Records about charts and figures:
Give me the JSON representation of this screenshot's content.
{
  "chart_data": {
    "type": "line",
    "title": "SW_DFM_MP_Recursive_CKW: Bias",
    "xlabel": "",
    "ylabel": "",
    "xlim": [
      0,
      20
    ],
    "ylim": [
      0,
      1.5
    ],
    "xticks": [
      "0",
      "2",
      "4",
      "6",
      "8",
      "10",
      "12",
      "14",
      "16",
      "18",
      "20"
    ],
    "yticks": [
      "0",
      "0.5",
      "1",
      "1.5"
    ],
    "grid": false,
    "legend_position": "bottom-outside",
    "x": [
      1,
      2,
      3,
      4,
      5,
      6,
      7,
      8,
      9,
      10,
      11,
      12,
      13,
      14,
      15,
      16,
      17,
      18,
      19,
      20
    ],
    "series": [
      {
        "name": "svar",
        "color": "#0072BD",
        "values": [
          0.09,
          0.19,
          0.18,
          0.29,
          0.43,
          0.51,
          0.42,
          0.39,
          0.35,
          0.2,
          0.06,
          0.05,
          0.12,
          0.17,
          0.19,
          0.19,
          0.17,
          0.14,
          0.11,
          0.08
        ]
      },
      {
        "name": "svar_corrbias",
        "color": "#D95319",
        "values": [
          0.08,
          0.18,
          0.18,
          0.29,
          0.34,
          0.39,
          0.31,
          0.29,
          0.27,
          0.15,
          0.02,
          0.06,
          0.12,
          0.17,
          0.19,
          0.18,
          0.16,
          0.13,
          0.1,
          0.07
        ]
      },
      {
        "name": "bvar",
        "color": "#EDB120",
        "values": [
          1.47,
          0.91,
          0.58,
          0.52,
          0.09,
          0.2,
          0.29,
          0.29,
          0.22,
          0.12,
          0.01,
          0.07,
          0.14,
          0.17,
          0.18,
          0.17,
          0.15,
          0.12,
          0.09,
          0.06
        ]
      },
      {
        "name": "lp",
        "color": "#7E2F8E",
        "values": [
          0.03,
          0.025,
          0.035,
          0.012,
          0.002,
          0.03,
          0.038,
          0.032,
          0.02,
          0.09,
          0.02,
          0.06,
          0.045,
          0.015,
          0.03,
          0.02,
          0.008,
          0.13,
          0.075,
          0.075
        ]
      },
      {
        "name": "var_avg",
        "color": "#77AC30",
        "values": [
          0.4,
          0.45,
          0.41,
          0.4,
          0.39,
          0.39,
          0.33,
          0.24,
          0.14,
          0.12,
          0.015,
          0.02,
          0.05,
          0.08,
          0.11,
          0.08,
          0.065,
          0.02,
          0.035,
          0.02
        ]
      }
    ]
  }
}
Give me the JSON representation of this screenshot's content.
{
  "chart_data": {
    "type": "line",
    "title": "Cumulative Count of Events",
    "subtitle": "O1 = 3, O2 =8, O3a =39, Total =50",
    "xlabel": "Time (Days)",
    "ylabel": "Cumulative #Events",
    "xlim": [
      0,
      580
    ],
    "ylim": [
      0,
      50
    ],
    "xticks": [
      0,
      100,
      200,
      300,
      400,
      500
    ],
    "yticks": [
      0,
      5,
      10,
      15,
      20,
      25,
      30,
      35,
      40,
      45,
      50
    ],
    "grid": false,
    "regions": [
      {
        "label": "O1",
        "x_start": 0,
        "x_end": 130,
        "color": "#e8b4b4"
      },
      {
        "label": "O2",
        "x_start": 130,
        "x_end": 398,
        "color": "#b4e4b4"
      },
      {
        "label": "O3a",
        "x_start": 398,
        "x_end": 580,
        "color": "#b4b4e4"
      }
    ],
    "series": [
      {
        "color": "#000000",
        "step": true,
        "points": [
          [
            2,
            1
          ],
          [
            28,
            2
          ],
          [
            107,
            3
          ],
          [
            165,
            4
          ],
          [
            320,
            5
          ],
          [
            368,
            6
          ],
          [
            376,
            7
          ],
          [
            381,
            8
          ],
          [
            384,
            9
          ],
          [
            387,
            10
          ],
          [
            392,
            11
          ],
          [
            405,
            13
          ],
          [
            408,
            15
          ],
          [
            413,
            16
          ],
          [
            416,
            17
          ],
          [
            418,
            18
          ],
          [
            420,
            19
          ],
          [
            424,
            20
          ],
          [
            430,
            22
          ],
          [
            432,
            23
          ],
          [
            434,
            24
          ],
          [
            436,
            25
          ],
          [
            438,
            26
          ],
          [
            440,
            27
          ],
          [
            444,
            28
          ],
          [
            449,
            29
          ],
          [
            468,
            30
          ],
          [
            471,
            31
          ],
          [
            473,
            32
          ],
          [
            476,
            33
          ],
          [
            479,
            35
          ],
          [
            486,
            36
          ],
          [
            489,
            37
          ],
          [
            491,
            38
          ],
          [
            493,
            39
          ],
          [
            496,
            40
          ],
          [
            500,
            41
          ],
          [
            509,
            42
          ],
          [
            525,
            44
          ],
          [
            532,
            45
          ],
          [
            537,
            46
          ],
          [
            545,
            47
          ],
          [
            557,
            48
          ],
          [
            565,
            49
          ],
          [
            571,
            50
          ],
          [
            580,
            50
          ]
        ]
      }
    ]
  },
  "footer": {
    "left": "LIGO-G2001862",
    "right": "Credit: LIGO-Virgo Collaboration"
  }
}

- _WRITTEN EXERCISE_: Write down the full listing again, exactly.

- _TASK SOLUTION_:
Give me the JSON representation of this screenshot's content.
{
  "chart_data": {
    "type": "line",
    "title": "SW_DFM_MP_Recursive_CKW: Bias",
    "xlabel": "",
    "ylabel": "",
    "xlim": [
      0,
      20
    ],
    "ylim": [
      0,
      1.5
    ],
    "xticks": [
      "0",
      "2",
      "4",
      "6",
      "8",
      "10",
      "12",
      "14",
      "16",
      "18",
      "20"
    ],
    "yticks": [
      "0",
      "0.5",
      "1",
      "1.5"
    ],
    "grid": false,
    "legend_position": "bottom-outside",
    "x": [
      1,
      2,
      3,
      4,
      5,
      6,
      7,
      8,
      9,
      10,
      11,
      12,
      13,
      14,
      15,
      16,
      17,
      18,
      19,
      20
    ],
    "series": [
      {
        "name": "svar",
        "color": "#0072BD",
        "values": [
          0.09,
          0.19,
          0.18,
          0.29,
          0.43,
          0.51,
          0.42,
          0.39,
          0.35,
          0.2,
          0.06,
          0.05,
          0.12,
          0.17,
          0.19,
          0.19,
          0.17,
          0.14,
          0.11,
          0.08
        ]
      },
      {
        "name": "svar_corrbias",
        "color": "#D95319",
        "values": [
          0.08,
          0.18,
          0.18,
          0.29,
          0.34,
          0.39,
          0.31,
          0.29,
          0.27,
          0.15,
          0.02,
          0.06,
          0.12,
          0.17,
          0.19,
          0.18,
          0.16,
          0.13,
          0.1,
          0.07
        ]
      },
      {
        "name": "bvar",
        "color": "#EDB120",
        "values": [
          1.47,
          0.91,
          0.58,
          0.52,
          0.09,
          0.2,
          0.29,
          0.29,
          0.22,
          0.12,
          0.01,
          0.07,
          0.14,
          0.17,
          0.18,
          0.17,
          0.15,
          0.12,
          0.09,
          0.06
        ]
      },
      {
        "name": "lp",
        "color": "#7E2F8E",
        "values": [
          0.03,
          0.025,
          0.035,
          0.012,
          0.002,
          0.03,
          0.038,
          0.032,
          0.02,
          0.09,
          0.02,
          0.06,
          0.045,
          0.015,
          0.03,
          0.02,
          0.008,
          0.13,
          0.075,
          0.075
        ]
      },
      {
        "name": "var_avg",
        "color": "#77AC30",
        "values": [
          0.4,
          0.45,
          0.41,
          0.4,
          0.39,
          0.39,
          0.33,
          0.24,
          0.14,
          0.12,
          0.015,
          0.02,
          0.05,
          0.08,
          0.11,
          0.08,
          0.065,
          0.02,
          0.035,
          0.02
        ]
      }
    ]
  }
}
Give me the JSON representation of this screenshot's content.
{
  "chart_data": {
    "type": "line",
    "title": "Cumulative Count of Events",
    "subtitle": "O1 = 3, O2 =8, O3a =39, Total =50",
    "xlabel": "Time (Days)",
    "ylabel": "Cumulative #Events",
    "xlim": [
      0,
      580
    ],
    "ylim": [
      0,
      50
    ],
    "xticks": [
      0,
      100,
      200,
      300,
      400,
      500
    ],
    "yticks": [
      0,
      5,
      10,
      15,
      20,
      25,
      30,
      35,
      40,
      45,
      50
    ],
    "grid": false,
    "regions": [
      {
        "label": "O1",
        "x_start": 0,
        "x_end": 130,
        "color": "#e8b4b4"
      },
      {
        "label": "O2",
        "x_start": 130,
        "x_end": 398,
        "color": "#b4e4b4"
      },
      {
        "label": "O3a",
        "x_start": 398,
        "x_end": 580,
        "color": "#b4b4e4"
      }
    ],
    "series": [
      {
        "color": "#000000",
        "step": true,
        "points": [
          [
            2,
            1
          ],
          [
            28,
            2
          ],
          [
            107,
            3
          ],
          [
            165,
            4
          ],
          [
            320,
            5
          ],
          [
            368,
            6
          ],
          [
            376,
            7
          ],
          [
            381,
            8
          ],
          [
            384,
            9
          ],
          [
            387,
            10
          ],
          [
            392,
            11
          ],
          [
            405,
            13
          ],
          [
            408,
            15
          ],
          [
            413,
            16
          ],
          [
            416,
            17
          ],
          [
            418,
            18
          ],
          [
            420,
            19
          ],
          [
            424,
            20
          ],
          [
            430,
            22
          ],
          [
            432,
            23
          ],
          [
            434,
            24
          ],
          [
            436,
            25
          ],
          [
            438,
            26
          ],
          [
            440,
            27
          ],
          [
            444,
            28
          ],
          [
            449,
            29
          ],
          [
            468,
            30
          ],
          [
            471,
            31
          ],
          [
            473,
            32
          ],
          [
            476,
            33
          ],
          [
            479,
            35
          ],
          [
            486,
            36
          ],
          [
            489,
            37
          ],
          [
            491,
            38
          ],
          [
            493,
            39
          ],
          [
            496,
            40
          ],
          [
            500,
            41
          ],
          [
            509,
            42
          ],
          [
            525,
            44
          ],
          [
            532,
            45
          ],
          [
            537,
            46
          ],
          [
            545,
            47
          ],
          [
            557,
            48
          ],
          [
            565,
            49
          ],
          [
            571,
            50
          ],
          [
            580,
            50
          ]
        ]
      }
    ]
  },
  "footer": {
    "left": "LIGO-G2001862",
    "right": "Credit: LIGO-Virgo Collaboration"
  }
}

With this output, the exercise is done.